* INPUT FOR THIS TASK *
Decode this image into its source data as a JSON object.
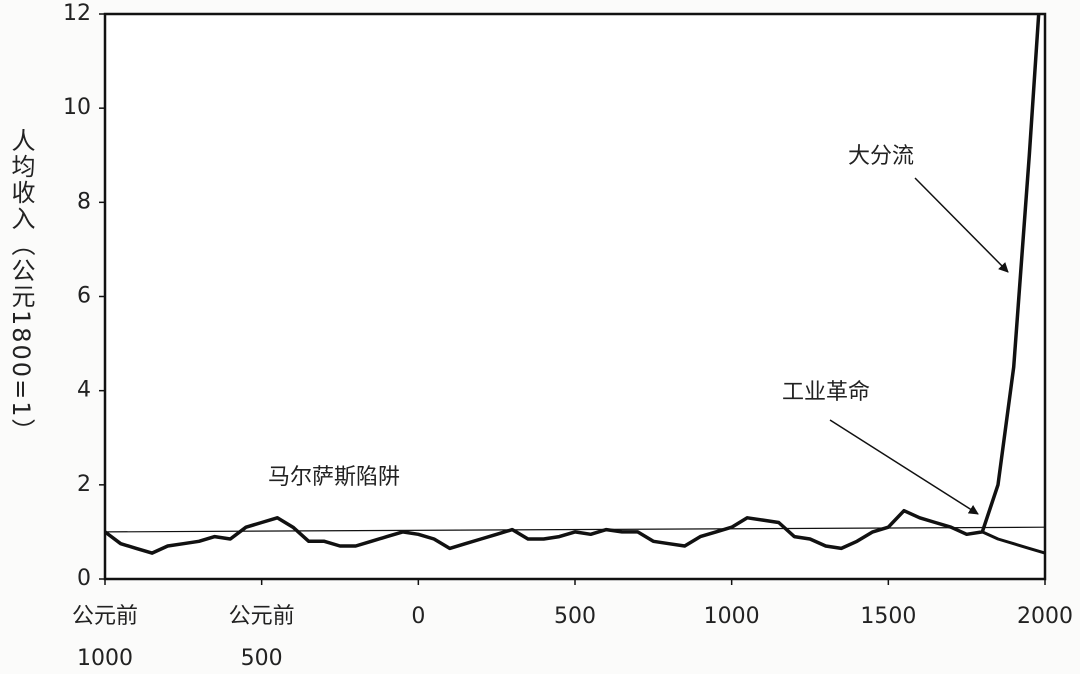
{
  "chart_data": {
    "type": "line",
    "y_label": "人均收入（公元1800=1）",
    "annotations": [
      "马尔萨斯陷阱",
      "工业革命",
      "大分流"
    ],
    "xlim": [
      -1000,
      2000
    ],
    "ylim": [
      0,
      12
    ],
    "xticks": [
      {
        "value": -1000,
        "label": "公元前\n1000"
      },
      {
        "value": -500,
        "label": "公元前\n500"
      },
      0,
      500,
      1000,
      1500,
      2000
    ],
    "yticks": [
      0,
      2,
      4,
      6,
      8,
      10,
      12
    ],
    "series": [
      {
        "color": "#111111",
        "width": 3.5,
        "x": [
          -1000,
          -950,
          -900,
          -850,
          -800,
          -750,
          -700,
          -650,
          -600,
          -550,
          -500,
          -450,
          -400,
          -350,
          -300,
          -250,
          -200,
          -150,
          -100,
          -50,
          0,
          50,
          100,
          150,
          200,
          250,
          300,
          350,
          400,
          450,
          500,
          550,
          600,
          650,
          700,
          750,
          800,
          850,
          900,
          950,
          1000,
          1050,
          1100,
          1150,
          1200,
          1250,
          1300,
          1350,
          1400,
          1450,
          1500,
          1550,
          1600,
          1650,
          1700,
          1750,
          1800,
          1850,
          1900,
          1950,
          1980
        ],
        "values": [
          1.0,
          0.75,
          0.65,
          0.55,
          0.7,
          0.75,
          0.8,
          0.9,
          0.85,
          1.1,
          1.2,
          1.3,
          1.1,
          0.8,
          0.8,
          0.7,
          0.7,
          0.8,
          0.9,
          1.0,
          0.95,
          0.85,
          0.65,
          0.75,
          0.85,
          0.95,
          1.05,
          0.85,
          0.85,
          0.9,
          1.0,
          0.95,
          1.05,
          1.0,
          1.0,
          0.8,
          0.75,
          0.7,
          0.9,
          1.0,
          1.1,
          1.3,
          1.25,
          1.2,
          0.9,
          0.85,
          0.7,
          0.65,
          0.8,
          1.0,
          1.1,
          1.45,
          1.3,
          1.2,
          1.1,
          0.95,
          1.0,
          2.0,
          4.5,
          9.0,
          12
        ]
      },
      {
        "color": "#111111",
        "width": 3,
        "x": [
          1800,
          1850,
          1900,
          1950,
          2000
        ],
        "values": [
          1.0,
          0.85,
          0.75,
          0.65,
          0.55
        ]
      },
      {
        "color": "#111111",
        "width": 1.2,
        "x": [
          -1000,
          2000
        ],
        "values": [
          1.0,
          1.1
        ]
      }
    ]
  }
}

* PROBLEM DETAILS *
Transcribe the full listing above exactly, with the images removed.

* THE ANSWER *
Decode this image into its source data as a JSON object.
{
  "chart_data": {
    "type": "line",
    "y_label": "人均收入（公元1800=1）",
    "annotations": [
      "马尔萨斯陷阱",
      "工业革命",
      "大分流"
    ],
    "xlim": [
      -1000,
      2000
    ],
    "ylim": [
      0,
      12
    ],
    "xticks": [
      {
        "value": -1000,
        "label": "公元前\n1000"
      },
      {
        "value": -500,
        "label": "公元前\n500"
      },
      0,
      500,
      1000,
      1500,
      2000
    ],
    "yticks": [
      0,
      2,
      4,
      6,
      8,
      10,
      12
    ],
    "series": [
      {
        "color": "#111111",
        "width": 3.5,
        "x": [
          -1000,
          -950,
          -900,
          -850,
          -800,
          -750,
          -700,
          -650,
          -600,
          -550,
          -500,
          -450,
          -400,
          -350,
          -300,
          -250,
          -200,
          -150,
          -100,
          -50,
          0,
          50,
          100,
          150,
          200,
          250,
          300,
          350,
          400,
          450,
          500,
          550,
          600,
          650,
          700,
          750,
          800,
          850,
          900,
          950,
          1000,
          1050,
          1100,
          1150,
          1200,
          1250,
          1300,
          1350,
          1400,
          1450,
          1500,
          1550,
          1600,
          1650,
          1700,
          1750,
          1800,
          1850,
          1900,
          1950,
          1980
        ],
        "values": [
          1.0,
          0.75,
          0.65,
          0.55,
          0.7,
          0.75,
          0.8,
          0.9,
          0.85,
          1.1,
          1.2,
          1.3,
          1.1,
          0.8,
          0.8,
          0.7,
          0.7,
          0.8,
          0.9,
          1.0,
          0.95,
          0.85,
          0.65,
          0.75,
          0.85,
          0.95,
          1.05,
          0.85,
          0.85,
          0.9,
          1.0,
          0.95,
          1.05,
          1.0,
          1.0,
          0.8,
          0.75,
          0.7,
          0.9,
          1.0,
          1.1,
          1.3,
          1.25,
          1.2,
          0.9,
          0.85,
          0.7,
          0.65,
          0.8,
          1.0,
          1.1,
          1.45,
          1.3,
          1.2,
          1.1,
          0.95,
          1.0,
          2.0,
          4.5,
          9.0,
          12
        ]
      },
      {
        "color": "#111111",
        "width": 3,
        "x": [
          1800,
          1850,
          1900,
          1950,
          2000
        ],
        "values": [
          1.0,
          0.85,
          0.75,
          0.65,
          0.55
        ]
      },
      {
        "color": "#111111",
        "width": 1.2,
        "x": [
          -1000,
          2000
        ],
        "values": [
          1.0,
          1.1
        ]
      }
    ]
  }
}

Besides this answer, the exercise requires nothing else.